### [WHAT YOU WILL DO]
Write out each entry again. Keep every word exactly as it is.

++++

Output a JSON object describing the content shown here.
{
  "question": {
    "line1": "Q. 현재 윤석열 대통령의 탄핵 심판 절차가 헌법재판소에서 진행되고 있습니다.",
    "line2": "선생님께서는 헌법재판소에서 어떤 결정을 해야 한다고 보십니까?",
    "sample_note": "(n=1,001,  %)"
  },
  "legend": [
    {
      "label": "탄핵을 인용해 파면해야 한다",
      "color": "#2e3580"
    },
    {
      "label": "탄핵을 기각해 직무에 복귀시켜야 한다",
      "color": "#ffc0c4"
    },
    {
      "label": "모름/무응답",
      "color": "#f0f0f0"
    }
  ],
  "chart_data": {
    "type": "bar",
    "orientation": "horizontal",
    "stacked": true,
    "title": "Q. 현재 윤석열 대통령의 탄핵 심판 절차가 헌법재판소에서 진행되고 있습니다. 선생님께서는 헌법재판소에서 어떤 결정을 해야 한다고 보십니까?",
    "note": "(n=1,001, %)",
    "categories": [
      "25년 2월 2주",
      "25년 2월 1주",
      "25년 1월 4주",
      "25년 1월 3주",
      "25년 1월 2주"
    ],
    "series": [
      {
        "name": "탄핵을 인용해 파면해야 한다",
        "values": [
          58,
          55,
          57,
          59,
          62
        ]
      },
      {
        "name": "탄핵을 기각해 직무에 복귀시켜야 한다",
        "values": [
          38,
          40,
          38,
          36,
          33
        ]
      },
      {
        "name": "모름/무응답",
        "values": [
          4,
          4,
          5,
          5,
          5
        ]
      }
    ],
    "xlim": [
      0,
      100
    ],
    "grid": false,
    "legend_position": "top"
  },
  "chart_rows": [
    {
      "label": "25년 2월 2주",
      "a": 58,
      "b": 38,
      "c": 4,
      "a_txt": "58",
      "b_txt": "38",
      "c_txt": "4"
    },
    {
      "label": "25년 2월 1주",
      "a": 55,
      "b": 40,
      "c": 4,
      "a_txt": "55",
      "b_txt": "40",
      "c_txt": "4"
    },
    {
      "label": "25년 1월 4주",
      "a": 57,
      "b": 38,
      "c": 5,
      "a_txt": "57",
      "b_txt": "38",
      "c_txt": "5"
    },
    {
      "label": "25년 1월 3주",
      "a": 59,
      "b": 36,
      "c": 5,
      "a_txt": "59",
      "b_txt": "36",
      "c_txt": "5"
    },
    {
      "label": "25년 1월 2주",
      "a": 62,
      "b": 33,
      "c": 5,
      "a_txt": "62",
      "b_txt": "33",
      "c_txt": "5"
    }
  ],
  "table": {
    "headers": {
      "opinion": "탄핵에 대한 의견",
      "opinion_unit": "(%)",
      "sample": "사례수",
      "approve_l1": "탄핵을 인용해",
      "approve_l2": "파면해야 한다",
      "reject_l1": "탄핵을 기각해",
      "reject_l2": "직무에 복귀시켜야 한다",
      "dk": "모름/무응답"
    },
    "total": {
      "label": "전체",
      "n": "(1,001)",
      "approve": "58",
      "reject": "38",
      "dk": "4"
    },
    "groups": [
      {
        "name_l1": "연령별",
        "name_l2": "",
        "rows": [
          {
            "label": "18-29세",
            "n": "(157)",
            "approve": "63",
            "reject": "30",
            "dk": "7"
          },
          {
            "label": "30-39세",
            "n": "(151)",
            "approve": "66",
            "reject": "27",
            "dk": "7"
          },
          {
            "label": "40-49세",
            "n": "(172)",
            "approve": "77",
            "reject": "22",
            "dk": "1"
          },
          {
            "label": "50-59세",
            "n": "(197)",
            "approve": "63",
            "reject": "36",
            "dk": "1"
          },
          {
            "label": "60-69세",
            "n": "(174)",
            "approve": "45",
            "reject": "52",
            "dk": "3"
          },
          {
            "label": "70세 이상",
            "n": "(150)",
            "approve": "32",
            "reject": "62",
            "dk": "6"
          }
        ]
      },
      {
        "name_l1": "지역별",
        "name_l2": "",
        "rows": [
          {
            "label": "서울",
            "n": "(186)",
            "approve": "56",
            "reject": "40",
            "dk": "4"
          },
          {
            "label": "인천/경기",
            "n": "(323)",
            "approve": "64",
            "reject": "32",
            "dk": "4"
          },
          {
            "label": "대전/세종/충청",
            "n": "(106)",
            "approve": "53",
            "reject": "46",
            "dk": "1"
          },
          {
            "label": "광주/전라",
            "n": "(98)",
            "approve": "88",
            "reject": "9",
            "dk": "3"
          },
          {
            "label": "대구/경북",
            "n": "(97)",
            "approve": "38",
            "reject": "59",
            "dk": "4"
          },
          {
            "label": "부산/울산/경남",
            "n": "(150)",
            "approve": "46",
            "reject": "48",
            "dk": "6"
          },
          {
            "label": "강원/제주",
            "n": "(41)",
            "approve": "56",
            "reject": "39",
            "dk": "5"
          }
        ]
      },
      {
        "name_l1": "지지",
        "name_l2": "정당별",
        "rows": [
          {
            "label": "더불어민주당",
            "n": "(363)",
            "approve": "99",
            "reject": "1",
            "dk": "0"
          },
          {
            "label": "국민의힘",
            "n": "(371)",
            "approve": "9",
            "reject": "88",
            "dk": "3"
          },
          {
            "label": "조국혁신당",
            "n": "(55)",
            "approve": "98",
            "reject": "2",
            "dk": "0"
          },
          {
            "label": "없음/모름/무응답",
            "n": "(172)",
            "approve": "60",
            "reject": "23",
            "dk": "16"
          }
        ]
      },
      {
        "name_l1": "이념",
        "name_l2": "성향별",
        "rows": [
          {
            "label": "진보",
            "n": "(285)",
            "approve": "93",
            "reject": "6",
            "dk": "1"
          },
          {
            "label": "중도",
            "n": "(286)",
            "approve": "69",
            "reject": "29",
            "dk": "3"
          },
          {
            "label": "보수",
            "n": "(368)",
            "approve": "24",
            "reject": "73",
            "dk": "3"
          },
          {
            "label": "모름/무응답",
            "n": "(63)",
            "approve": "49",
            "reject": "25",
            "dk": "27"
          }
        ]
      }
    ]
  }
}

++++

### [RESPONSE TO THIS TASK]
Output a JSON object describing the content shown here.
{
  "question": {
    "line1": "Q. 현재 윤석열 대통령의 탄핵 심판 절차가 헌법재판소에서 진행되고 있습니다.",
    "line2": "선생님께서는 헌법재판소에서 어떤 결정을 해야 한다고 보십니까?",
    "sample_note": "(n=1,001,  %)"
  },
  "legend": [
    {
      "label": "탄핵을 인용해 파면해야 한다",
      "color": "#2e3580"
    },
    {
      "label": "탄핵을 기각해 직무에 복귀시켜야 한다",
      "color": "#ffc0c4"
    },
    {
      "label": "모름/무응답",
      "color": "#f0f0f0"
    }
  ],
  "chart_data": {
    "type": "bar",
    "orientation": "horizontal",
    "stacked": true,
    "title": "Q. 현재 윤석열 대통령의 탄핵 심판 절차가 헌법재판소에서 진행되고 있습니다. 선생님께서는 헌법재판소에서 어떤 결정을 해야 한다고 보십니까?",
    "note": "(n=1,001, %)",
    "categories": [
      "25년 2월 2주",
      "25년 2월 1주",
      "25년 1월 4주",
      "25년 1월 3주",
      "25년 1월 2주"
    ],
    "series": [
      {
        "name": "탄핵을 인용해 파면해야 한다",
        "values": [
          58,
          55,
          57,
          59,
          62
        ]
      },
      {
        "name": "탄핵을 기각해 직무에 복귀시켜야 한다",
        "values": [
          38,
          40,
          38,
          36,
          33
        ]
      },
      {
        "name": "모름/무응답",
        "values": [
          4,
          4,
          5,
          5,
          5
        ]
      }
    ],
    "xlim": [
      0,
      100
    ],
    "grid": false,
    "legend_position": "top"
  },
  "chart_rows": [
    {
      "label": "25년 2월 2주",
      "a": 58,
      "b": 38,
      "c": 4,
      "a_txt": "58",
      "b_txt": "38",
      "c_txt": "4"
    },
    {
      "label": "25년 2월 1주",
      "a": 55,
      "b": 40,
      "c": 4,
      "a_txt": "55",
      "b_txt": "40",
      "c_txt": "4"
    },
    {
      "label": "25년 1월 4주",
      "a": 57,
      "b": 38,
      "c": 5,
      "a_txt": "57",
      "b_txt": "38",
      "c_txt": "5"
    },
    {
      "label": "25년 1월 3주",
      "a": 59,
      "b": 36,
      "c": 5,
      "a_txt": "59",
      "b_txt": "36",
      "c_txt": "5"
    },
    {
      "label": "25년 1월 2주",
      "a": 62,
      "b": 33,
      "c": 5,
      "a_txt": "62",
      "b_txt": "33",
      "c_txt": "5"
    }
  ],
  "table": {
    "headers": {
      "opinion": "탄핵에 대한 의견",
      "opinion_unit": "(%)",
      "sample": "사례수",
      "approve_l1": "탄핵을 인용해",
      "approve_l2": "파면해야 한다",
      "reject_l1": "탄핵을 기각해",
      "reject_l2": "직무에 복귀시켜야 한다",
      "dk": "모름/무응답"
    },
    "total": {
      "label": "전체",
      "n": "(1,001)",
      "approve": "58",
      "reject": "38",
      "dk": "4"
    },
    "groups": [
      {
        "name_l1": "연령별",
        "name_l2": "",
        "rows": [
          {
            "label": "18-29세",
            "n": "(157)",
            "approve": "63",
            "reject": "30",
            "dk": "7"
          },
          {
            "label": "30-39세",
            "n": "(151)",
            "approve": "66",
            "reject": "27",
            "dk": "7"
          },
          {
            "label": "40-49세",
            "n": "(172)",
            "approve": "77",
            "reject": "22",
            "dk": "1"
          },
          {
            "label": "50-59세",
            "n": "(197)",
            "approve": "63",
            "reject": "36",
            "dk": "1"
          },
          {
            "label": "60-69세",
            "n": "(174)",
            "approve": "45",
            "reject": "52",
            "dk": "3"
          },
          {
            "label": "70세 이상",
            "n": "(150)",
            "approve": "32",
            "reject": "62",
            "dk": "6"
          }
        ]
      },
      {
        "name_l1": "지역별",
        "name_l2": "",
        "rows": [
          {
            "label": "서울",
            "n": "(186)",
            "approve": "56",
            "reject": "40",
            "dk": "4"
          },
          {
            "label": "인천/경기",
            "n": "(323)",
            "approve": "64",
            "reject": "32",
            "dk": "4"
          },
          {
            "label": "대전/세종/충청",
            "n": "(106)",
            "approve": "53",
            "reject": "46",
            "dk": "1"
          },
          {
            "label": "광주/전라",
            "n": "(98)",
            "approve": "88",
            "reject": "9",
            "dk": "3"
          },
          {
            "label": "대구/경북",
            "n": "(97)",
            "approve": "38",
            "reject": "59",
            "dk": "4"
          },
          {
            "label": "부산/울산/경남",
            "n": "(150)",
            "approve": "46",
            "reject": "48",
            "dk": "6"
          },
          {
            "label": "강원/제주",
            "n": "(41)",
            "approve": "56",
            "reject": "39",
            "dk": "5"
          }
        ]
      },
      {
        "name_l1": "지지",
        "name_l2": "정당별",
        "rows": [
          {
            "label": "더불어민주당",
            "n": "(363)",
            "approve": "99",
            "reject": "1",
            "dk": "0"
          },
          {
            "label": "국민의힘",
            "n": "(371)",
            "approve": "9",
            "reject": "88",
            "dk": "3"
          },
          {
            "label": "조국혁신당",
            "n": "(55)",
            "approve": "98",
            "reject": "2",
            "dk": "0"
          },
          {
            "label": "없음/모름/무응답",
            "n": "(172)",
            "approve": "60",
            "reject": "23",
            "dk": "16"
          }
        ]
      },
      {
        "name_l1": "이념",
        "name_l2": "성향별",
        "rows": [
          {
            "label": "진보",
            "n": "(285)",
            "approve": "93",
            "reject": "6",
            "dk": "1"
          },
          {
            "label": "중도",
            "n": "(286)",
            "approve": "69",
            "reject": "29",
            "dk": "3"
          },
          {
            "label": "보수",
            "n": "(368)",
            "approve": "24",
            "reject": "73",
            "dk": "3"
          },
          {
            "label": "모름/무응답",
            "n": "(63)",
            "approve": "49",
            "reject": "25",
            "dk": "27"
          }
        ]
      }
    ]
  }
}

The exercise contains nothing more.